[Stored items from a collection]
------------------------------------------------

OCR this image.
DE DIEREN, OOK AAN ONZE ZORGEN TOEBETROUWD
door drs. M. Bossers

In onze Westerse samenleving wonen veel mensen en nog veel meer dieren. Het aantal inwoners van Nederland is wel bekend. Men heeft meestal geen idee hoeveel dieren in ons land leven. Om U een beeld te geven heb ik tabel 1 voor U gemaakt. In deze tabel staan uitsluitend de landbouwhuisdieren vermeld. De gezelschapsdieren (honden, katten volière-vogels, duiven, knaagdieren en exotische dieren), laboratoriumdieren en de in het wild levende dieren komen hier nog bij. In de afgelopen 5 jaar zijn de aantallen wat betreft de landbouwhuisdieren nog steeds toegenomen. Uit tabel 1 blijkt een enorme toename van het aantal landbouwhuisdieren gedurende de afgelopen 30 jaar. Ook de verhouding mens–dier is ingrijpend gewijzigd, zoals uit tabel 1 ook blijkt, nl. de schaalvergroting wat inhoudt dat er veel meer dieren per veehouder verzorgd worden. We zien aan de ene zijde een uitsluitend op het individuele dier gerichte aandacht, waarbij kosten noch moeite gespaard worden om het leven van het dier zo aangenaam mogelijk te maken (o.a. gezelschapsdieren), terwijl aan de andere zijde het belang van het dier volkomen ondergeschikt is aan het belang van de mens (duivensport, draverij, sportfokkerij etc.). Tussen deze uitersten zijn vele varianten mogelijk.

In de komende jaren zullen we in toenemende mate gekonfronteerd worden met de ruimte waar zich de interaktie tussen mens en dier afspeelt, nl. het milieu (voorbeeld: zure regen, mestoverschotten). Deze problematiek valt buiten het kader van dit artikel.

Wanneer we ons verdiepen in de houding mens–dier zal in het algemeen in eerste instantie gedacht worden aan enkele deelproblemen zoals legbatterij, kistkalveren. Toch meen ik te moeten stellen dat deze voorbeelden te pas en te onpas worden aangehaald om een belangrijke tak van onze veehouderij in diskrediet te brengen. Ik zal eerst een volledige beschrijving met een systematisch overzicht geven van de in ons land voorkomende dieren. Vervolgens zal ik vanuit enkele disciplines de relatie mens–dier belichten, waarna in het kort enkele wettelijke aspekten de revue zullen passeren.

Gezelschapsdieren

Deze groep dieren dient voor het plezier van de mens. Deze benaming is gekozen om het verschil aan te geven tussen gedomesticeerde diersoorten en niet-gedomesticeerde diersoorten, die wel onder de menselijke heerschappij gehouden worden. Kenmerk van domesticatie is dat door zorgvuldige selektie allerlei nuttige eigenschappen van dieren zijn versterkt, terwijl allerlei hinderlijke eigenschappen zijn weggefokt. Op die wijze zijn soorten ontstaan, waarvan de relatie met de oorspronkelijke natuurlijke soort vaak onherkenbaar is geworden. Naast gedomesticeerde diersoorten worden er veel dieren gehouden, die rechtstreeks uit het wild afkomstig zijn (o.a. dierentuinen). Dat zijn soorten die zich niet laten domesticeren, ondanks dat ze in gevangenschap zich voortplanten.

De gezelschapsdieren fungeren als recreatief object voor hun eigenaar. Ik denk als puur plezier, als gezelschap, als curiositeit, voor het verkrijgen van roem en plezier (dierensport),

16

------------------------------------------------

EXERCISE AIM: Every entry above should be transcribed exactly and in full.

SOLUTION:
OCR this image.
DE DIEREN, OOK AAN ONZE ZORGEN TOEBETROUWD
door drs. M. Bossers

In onze Westerse samenleving wonen veel mensen en nog veel meer dieren. Het aantal inwoners van Nederland is wel bekend. Men heeft meestal geen idee hoeveel dieren in ons land leven. Om U een beeld te geven heb ik tabel 1 voor U gemaakt. In deze tabel staan uitsluitend de landbouwhuisdieren vermeld. De gezelschapsdieren (honden, katten volière-vogels, duiven, knaagdieren en exotische dieren), laboratoriumdieren en de in het wild levende dieren komen hier nog bij. In de afgelopen 5 jaar zijn de aantallen wat betreft de landbouwhuisdieren nog steeds toegenomen. Uit tabel 1 blijkt een enorme toename van het aantal landbouwhuisdieren gedurende de afgelopen 30 jaar. Ook de verhouding mens–dier is ingrijpend gewijzigd, zoals uit tabel 1 ook blijkt, nl. de schaalvergroting wat inhoudt dat er veel meer dieren per veehouder verzorgd worden. We zien aan de ene zijde een uitsluitend op het individuele dier gerichte aandacht, waarbij kosten noch moeite gespaard worden om het leven van het dier zo aangenaam mogelijk te maken (o.a. gezelschapsdieren), terwijl aan de andere zijde het belang van het dier volkomen ondergeschikt is aan het belang van de mens (duivensport, draverij, sportfokkerij etc.). Tussen deze uitersten zijn vele varianten mogelijk.

In de komende jaren zullen we in toenemende mate gekonfronteerd worden met de ruimte waar zich de interaktie tussen mens en dier afspeelt, nl. het milieu (voorbeeld: zure regen, mestoverschotten). Deze problematiek valt buiten het kader van dit artikel.

Wanneer we ons verdiepen in de houding mens–dier zal in het algemeen in eerste instantie gedacht worden aan enkele deelproblemen zoals legbatterij, kistkalveren. Toch meen ik te moeten stellen dat deze voorbeelden te pas en te onpas worden aangehaald om een belangrijke tak van onze veehouderij in diskrediet te brengen. Ik zal eerst een volledige beschrijving met een systematisch overzicht geven van de in ons land voorkomende dieren. Vervolgens zal ik vanuit enkele disciplines de relatie mens–dier belichten, waarna in het kort enkele wettelijke aspekten de revue zullen passeren.

Gezelschapsdieren

Deze groep dieren dient voor het plezier van de mens. Deze benaming is gekozen om het verschil aan te geven tussen gedomesticeerde diersoorten en niet-gedomesticeerde diersoorten, die wel onder de menselijke heerschappij gehouden worden. Kenmerk van domesticatie is dat door zorgvuldige selektie allerlei nuttige eigenschappen van dieren zijn versterkt, terwijl allerlei hinderlijke eigenschappen zijn weggefokt. Op die wijze zijn soorten ontstaan, waarvan de relatie met de oorspronkelijke natuurlijke soort vaak onherkenbaar is geworden. Naast gedomesticeerde diersoorten worden er veel dieren gehouden, die rechtstreeks uit het wild afkomstig zijn (o.a. dierentuinen). Dat zijn soorten die zich niet laten domesticeren, ondanks dat ze in gevangenschap zich voortplanten.

De gezelschapsdieren fungeren als recreatief object voor hun eigenaar. Ik denk als puur plezier, als gezelschap, als curiositeit, voor het verkrijgen van roem en plezier (dierensport),

16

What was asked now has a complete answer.